# [Exercise brief]
Look through the records below and collect all lines that hold the string "question".

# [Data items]
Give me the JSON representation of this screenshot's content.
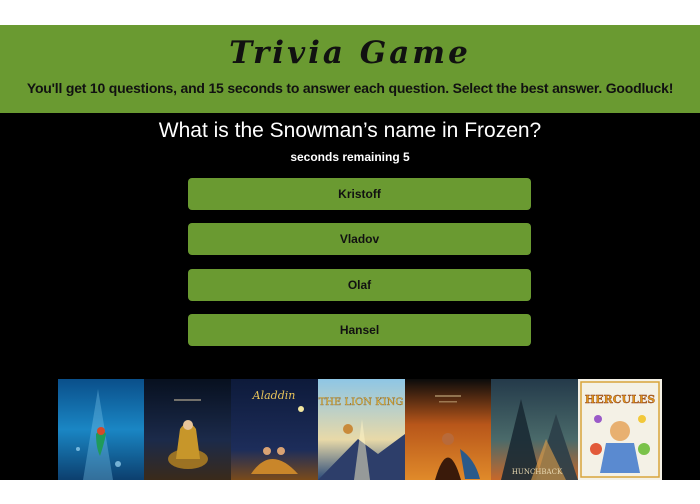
{
  "header": {
    "title": "Trivia Game",
    "instructions": "You'll get 10 questions, and 15 seconds to answer each question. Select the best answer. Goodluck!"
  },
  "quiz": {
    "question": "What is the Snowman’s name in Frozen?",
    "timer_text": "seconds remaining 5",
    "answers": [
      "Kristoff",
      "Vladov",
      "Olaf",
      "Hansel"
    ]
  },
  "posters": [
    {
      "name": "little-mermaid-poster",
      "palette": "blue"
    },
    {
      "name": "beauty-and-beast-poster",
      "palette": "dark-blue"
    },
    {
      "name": "aladdin-poster",
      "palette": "navy-gold",
      "lettering": "Aladdin"
    },
    {
      "name": "lion-king-poster",
      "palette": "sky-blue",
      "lettering": "THE LION KING"
    },
    {
      "name": "pocahontas-poster",
      "palette": "orange"
    },
    {
      "name": "hunchback-poster",
      "palette": "teal-orange",
      "lettering": "HUNCHBACK"
    },
    {
      "name": "hercules-poster",
      "palette": "white-multicolor",
      "lettering": "HERCULES"
    }
  ],
  "colors": {
    "accent_green": "#6a9a31",
    "background": "#000000"
  }
}
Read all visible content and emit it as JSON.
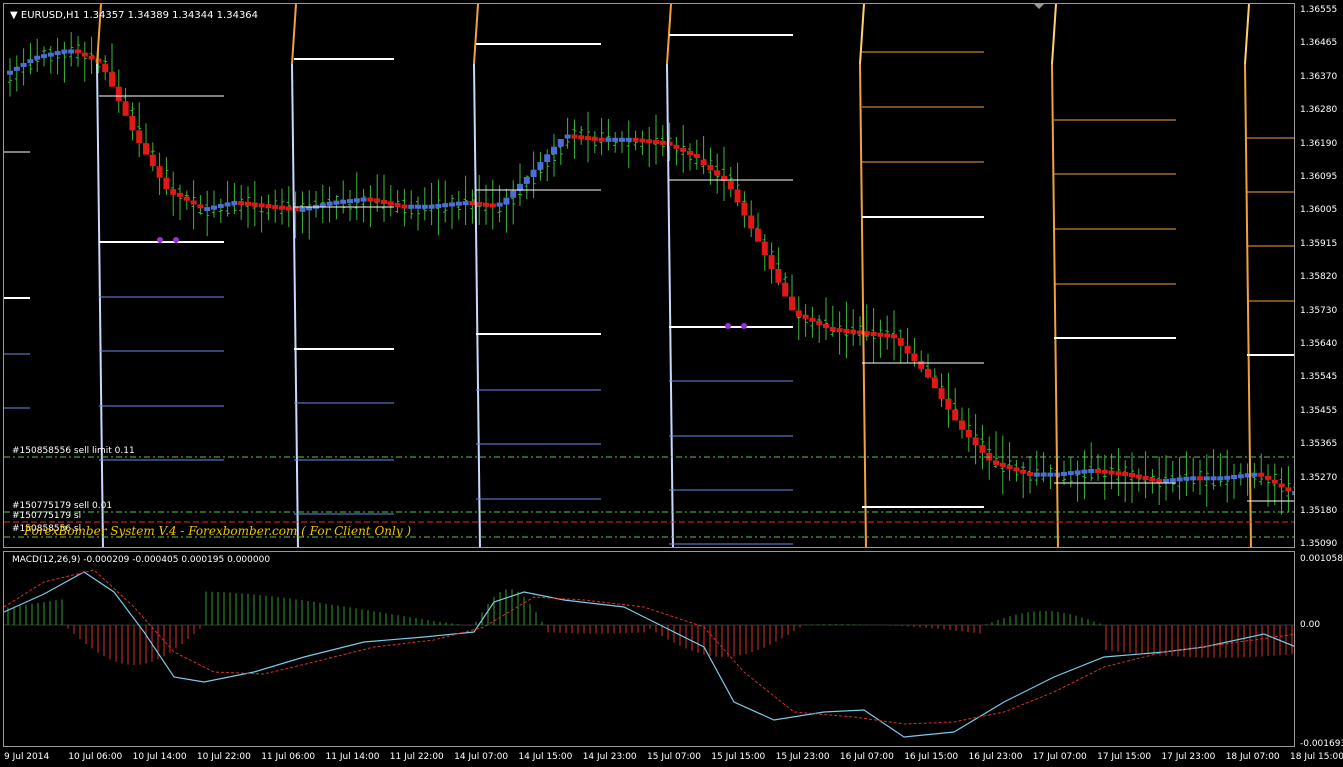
{
  "window": {
    "symbol_title": "EURUSD,H1  1.34357 1.34389 1.34344 1.34364"
  },
  "orders": [
    {
      "label": "#150858556 sell limit 0.11"
    },
    {
      "label": "#150775179 sell 0.01"
    },
    {
      "label": "#150775179 sl"
    },
    {
      "label": "#150858556 sl"
    }
  ],
  "watermark": "ForexBomber System V.4 - Forexbomber.com ( For Client Only )",
  "price_axis": [
    "1.36555",
    "1.36465",
    "1.36370",
    "1.36280",
    "1.36190",
    "1.36095",
    "1.36005",
    "1.35915",
    "1.35820",
    "1.35730",
    "1.35640",
    "1.35545",
    "1.35455",
    "1.35365",
    "1.35270",
    "1.35180",
    "1.35090"
  ],
  "macd": {
    "title": "MACD(12,26,9) -0.000209 -0.000405 0.000195 0.000000",
    "axis": [
      "0.001058",
      "0.00",
      "-0.001693"
    ]
  },
  "time_axis": [
    "9 Jul 2014",
    "10 Jul 06:00",
    "10 Jul 14:00",
    "10 Jul 22:00",
    "11 Jul 06:00",
    "11 Jul 14:00",
    "11 Jul 22:00",
    "14 Jul 07:00",
    "14 Jul 15:00",
    "14 Jul 23:00",
    "15 Jul 07:00",
    "15 Jul 15:00",
    "15 Jul 23:00",
    "16 Jul 07:00",
    "16 Jul 15:00",
    "16 Jul 23:00",
    "17 Jul 07:00",
    "17 Jul 15:00",
    "17 Jul 23:00",
    "18 Jul 07:00",
    "18 Jul 15:00"
  ],
  "colors": {
    "bull": "#4a6fd6",
    "bear": "#e01818",
    "wick": "#3cb83c",
    "level_white": "#ffffff",
    "level_blue": "#6b8ce6",
    "level_orange": "#f2a040",
    "order_green": "#55c855",
    "order_red": "#e03030",
    "macd_line": "#7ec8e8",
    "macd_signal": "#d83030"
  },
  "chart_data": {
    "type": "line",
    "series": [
      {
        "name": "EURUSD,H1",
        "values": [
          1.3636,
          1.3641,
          1.3643,
          1.3639,
          1.362,
          1.3605,
          1.36,
          1.3602,
          1.3601,
          1.36,
          1.3602,
          1.3603,
          1.3601,
          1.3601,
          1.3602,
          1.3601,
          1.361,
          1.362,
          1.3619,
          1.3619,
          1.3618,
          1.3614,
          1.3607,
          1.359,
          1.3572,
          1.3568,
          1.3567,
          1.3566,
          1.3556,
          1.3542,
          1.3532,
          1.3529,
          1.3529,
          1.353,
          1.3529,
          1.3527,
          1.3528,
          1.3528,
          1.3529,
          1.3524
        ]
      }
    ],
    "ylim": [
      1.3509,
      1.36555
    ]
  }
}
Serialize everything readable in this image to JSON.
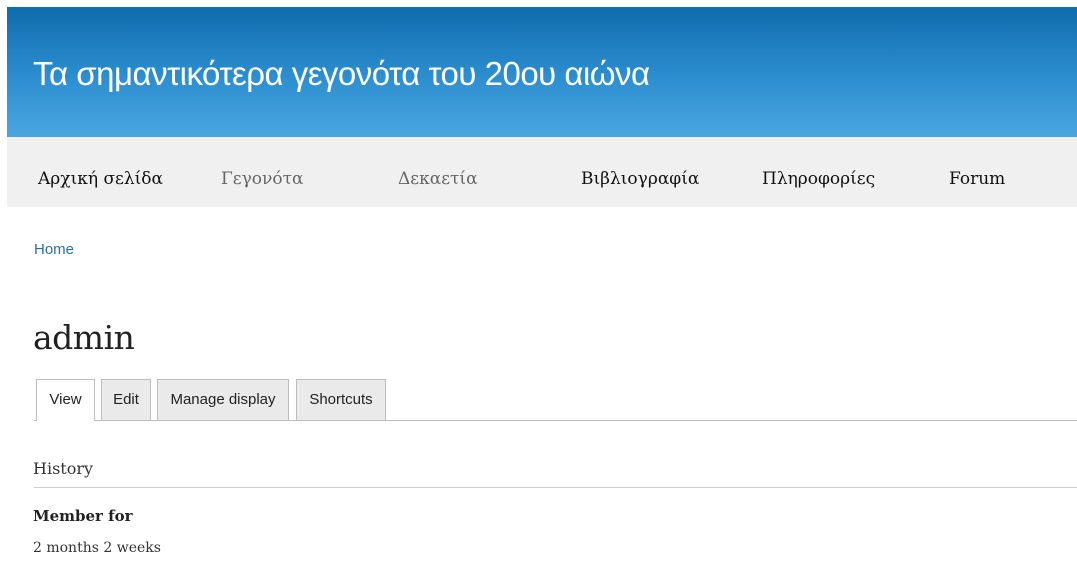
{
  "header": {
    "site_title": "Τα σημαντικότερα γεγονότα του 20ου αιώνα",
    "background_color": "#2d8fd0"
  },
  "nav": {
    "items": [
      {
        "label": "Αρχική σελίδα"
      },
      {
        "label": "Γεγονότα"
      },
      {
        "label": "Δεκαετία"
      },
      {
        "label": "Βιβλιογραφία"
      },
      {
        "label": "Πληροφορίες"
      },
      {
        "label": "Forum"
      }
    ]
  },
  "breadcrumb": {
    "home": "Home"
  },
  "page": {
    "title": "admin"
  },
  "tabs": [
    {
      "label": "View",
      "active": true
    },
    {
      "label": "Edit",
      "active": false
    },
    {
      "label": "Manage display",
      "active": false
    },
    {
      "label": "Shortcuts",
      "active": false
    }
  ],
  "history": {
    "heading": "History",
    "member_for_label": "Member for",
    "member_for_value": "2 months 2 weeks"
  },
  "colors": {
    "link": "#2a6fa8",
    "nav_bg": "#f0f0f0"
  }
}
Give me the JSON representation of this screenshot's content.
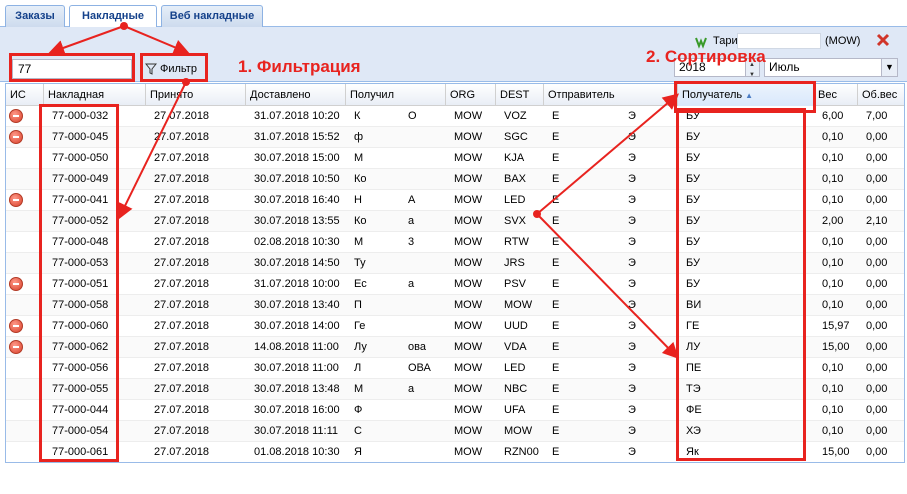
{
  "tabs": [
    {
      "label": "Заказы"
    },
    {
      "label": "Накладные"
    },
    {
      "label": "Веб накладные"
    }
  ],
  "toolbar": {
    "search_value": "77",
    "filter_label": "Фильтр",
    "tariffs_label": "Тарифы",
    "tariffs_value": "",
    "mow_label": "(MOW)",
    "year": "2018",
    "month": "Июль"
  },
  "annotations": {
    "filtering": "1. Фильтрация",
    "sorting": "2. Сортировка"
  },
  "grid": {
    "columns": [
      "ИС",
      "Накладная",
      "Принято",
      "Доставлено",
      "Получил",
      "ORG",
      "DEST",
      "Отправитель",
      "Получатель",
      "Вес",
      "Об.вес"
    ],
    "rows": [
      {
        "ic": true,
        "waybill": "77-000-032",
        "accepted": "27.07.2018",
        "delivered": "31.07.2018 10:20",
        "recv": "К",
        "recv2": "О",
        "org": "MOW",
        "dest": "VOZ",
        "sender": "Е",
        "sender2": "Э",
        "receiver": "БУ",
        "weight": "6,00",
        "vol": "7,00"
      },
      {
        "ic": true,
        "waybill": "77-000-045",
        "accepted": "27.07.2018",
        "delivered": "31.07.2018 15:52",
        "recv": "ф",
        "recv2": "",
        "org": "MOW",
        "dest": "SGC",
        "sender": "Е",
        "sender2": "Э",
        "receiver": "БУ",
        "weight": "0,10",
        "vol": "0,00"
      },
      {
        "ic": false,
        "waybill": "77-000-050",
        "accepted": "27.07.2018",
        "delivered": "30.07.2018 15:00",
        "recv": "М",
        "recv2": "",
        "org": "MOW",
        "dest": "KJA",
        "sender": "Е",
        "sender2": "Э",
        "receiver": "БУ",
        "weight": "0,10",
        "vol": "0,00"
      },
      {
        "ic": false,
        "waybill": "77-000-049",
        "accepted": "27.07.2018",
        "delivered": "30.07.2018 10:50",
        "recv": "Ко",
        "recv2": "",
        "org": "MOW",
        "dest": "BAX",
        "sender": "Е",
        "sender2": "Э",
        "receiver": "БУ",
        "weight": "0,10",
        "vol": "0,00"
      },
      {
        "ic": true,
        "waybill": "77-000-041",
        "accepted": "27.07.2018",
        "delivered": "30.07.2018 16:40",
        "recv": "Н",
        "recv2": "А",
        "org": "MOW",
        "dest": "LED",
        "sender": "Е",
        "sender2": "Э",
        "receiver": "БУ",
        "weight": "0,10",
        "vol": "0,00"
      },
      {
        "ic": false,
        "waybill": "77-000-052",
        "accepted": "27.07.2018",
        "delivered": "30.07.2018 13:55",
        "recv": "Ко",
        "recv2": "а",
        "org": "MOW",
        "dest": "SVX",
        "sender": "Е",
        "sender2": "Э",
        "receiver": "БУ",
        "weight": "2,00",
        "vol": "2,10"
      },
      {
        "ic": false,
        "waybill": "77-000-048",
        "accepted": "27.07.2018",
        "delivered": "02.08.2018 10:30",
        "recv": "М",
        "recv2": "3",
        "org": "MOW",
        "dest": "RTW",
        "sender": "Е",
        "sender2": "Э",
        "receiver": "БУ",
        "weight": "0,10",
        "vol": "0,00"
      },
      {
        "ic": false,
        "waybill": "77-000-053",
        "accepted": "27.07.2018",
        "delivered": "30.07.2018 14:50",
        "recv": "Ту",
        "recv2": "",
        "org": "MOW",
        "dest": "JRS",
        "sender": "Е",
        "sender2": "Э",
        "receiver": "БУ",
        "weight": "0,10",
        "vol": "0,00"
      },
      {
        "ic": true,
        "waybill": "77-000-051",
        "accepted": "27.07.2018",
        "delivered": "31.07.2018 10:00",
        "recv": "Ес",
        "recv2": "а",
        "org": "MOW",
        "dest": "PSV",
        "sender": "Е",
        "sender2": "Э",
        "receiver": "БУ",
        "weight": "0,10",
        "vol": "0,00"
      },
      {
        "ic": false,
        "waybill": "77-000-058",
        "accepted": "27.07.2018",
        "delivered": "30.07.2018 13:40",
        "recv": "П",
        "recv2": "",
        "org": "MOW",
        "dest": "MOW",
        "sender": "Е",
        "sender2": "Э",
        "receiver": "ВИ",
        "weight": "0,10",
        "vol": "0,00"
      },
      {
        "ic": true,
        "waybill": "77-000-060",
        "accepted": "27.07.2018",
        "delivered": "30.07.2018 14:00",
        "recv": "Ге",
        "recv2": "",
        "org": "MOW",
        "dest": "UUD",
        "sender": "Е",
        "sender2": "Э",
        "receiver": "ГЕ",
        "weight": "15,97",
        "vol": "0,00"
      },
      {
        "ic": true,
        "waybill": "77-000-062",
        "accepted": "27.07.2018",
        "delivered": "14.08.2018 11:00",
        "recv": "Лу",
        "recv2": "ова",
        "org": "MOW",
        "dest": "VDA",
        "sender": "Е",
        "sender2": "Э",
        "receiver": "ЛУ",
        "weight": "15,00",
        "vol": "0,00"
      },
      {
        "ic": false,
        "waybill": "77-000-056",
        "accepted": "27.07.2018",
        "delivered": "30.07.2018 11:00",
        "recv": "Л",
        "recv2": "ОВА",
        "org": "MOW",
        "dest": "LED",
        "sender": "Е",
        "sender2": "Э",
        "receiver": "ПЕ",
        "weight": "0,10",
        "vol": "0,00"
      },
      {
        "ic": false,
        "waybill": "77-000-055",
        "accepted": "27.07.2018",
        "delivered": "30.07.2018 13:48",
        "recv": "М",
        "recv2": "а",
        "org": "MOW",
        "dest": "NBC",
        "sender": "Е",
        "sender2": "Э",
        "receiver": "ТЭ",
        "weight": "0,10",
        "vol": "0,00"
      },
      {
        "ic": false,
        "waybill": "77-000-044",
        "accepted": "27.07.2018",
        "delivered": "30.07.2018 16:00",
        "recv": "Ф",
        "recv2": "",
        "org": "MOW",
        "dest": "UFA",
        "sender": "Е",
        "sender2": "Э",
        "receiver": "ФЕ",
        "weight": "0,10",
        "vol": "0,00"
      },
      {
        "ic": false,
        "waybill": "77-000-054",
        "accepted": "27.07.2018",
        "delivered": "30.07.2018 11:11",
        "recv": "С",
        "recv2": "",
        "org": "MOW",
        "dest": "MOW",
        "sender": "Е",
        "sender2": "Э",
        "receiver": "ХЭ",
        "weight": "0,10",
        "vol": "0,00"
      },
      {
        "ic": false,
        "waybill": "77-000-061",
        "accepted": "27.07.2018",
        "delivered": "01.08.2018 10:30",
        "recv": "Я",
        "recv2": "",
        "org": "MOW",
        "dest": "RZN00",
        "sender": "Е",
        "sender2": "Э",
        "receiver": "Як",
        "weight": "15,00",
        "vol": "0,00"
      }
    ]
  },
  "colors": {
    "annotation": "#e8231f",
    "header_bg": "#dfe8f6",
    "tab_text": "#15428b"
  }
}
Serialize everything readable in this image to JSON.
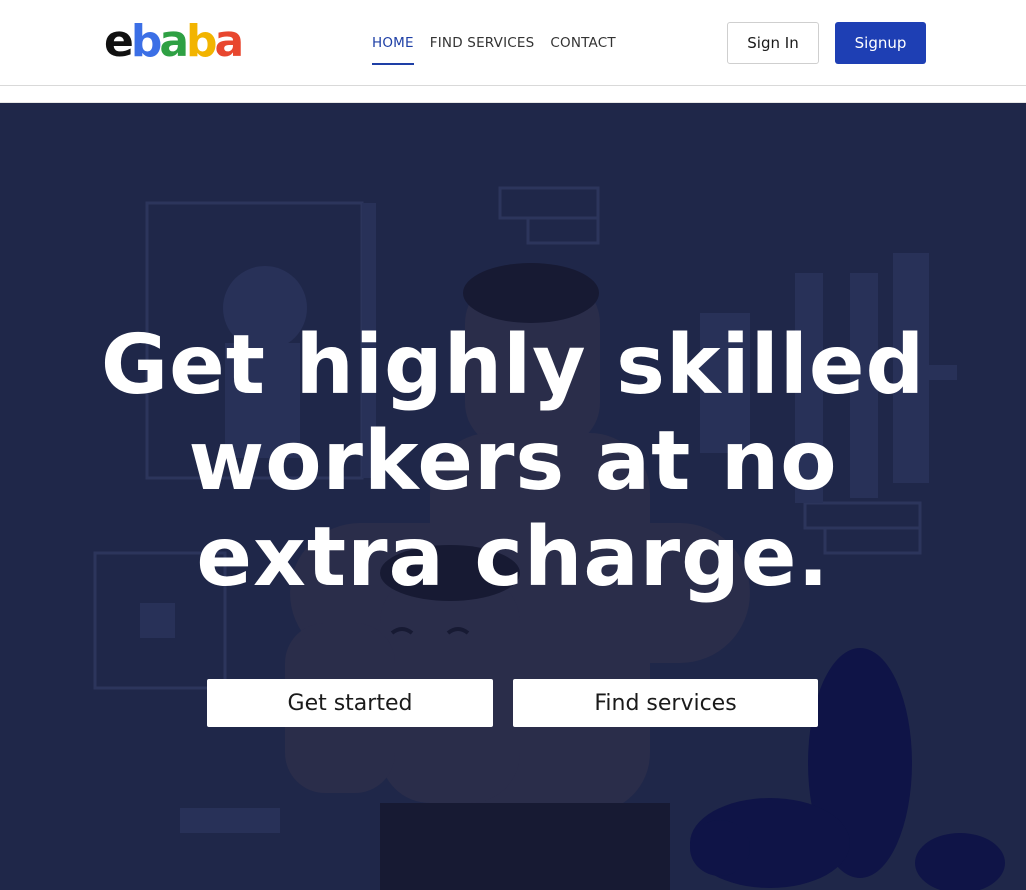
{
  "header": {
    "logo": [
      "e",
      "b",
      "a",
      "b",
      "a"
    ],
    "logo_colors": [
      "#111111",
      "#3b6fe6",
      "#2ea043",
      "#f2b400",
      "#e8472f"
    ],
    "nav": [
      {
        "label": "HOME",
        "active": true
      },
      {
        "label": "FIND SERVICES",
        "active": false
      },
      {
        "label": "CONTACT",
        "active": false
      }
    ],
    "signin_label": "Sign In",
    "signup_label": "Signup"
  },
  "hero": {
    "headline": [
      "Get highly skilled",
      "workers at no",
      "extra charge."
    ],
    "cta_start_label": "Get started",
    "cta_find_label": "Find services",
    "background_color": "#1f2749"
  }
}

# [Written response]
    "instructions": "You'll get 10 questions, and 15 seconds to answer each question. Select the best answer. Goodluck!"
    "question": "What is the Snowman’s name in Frozen?",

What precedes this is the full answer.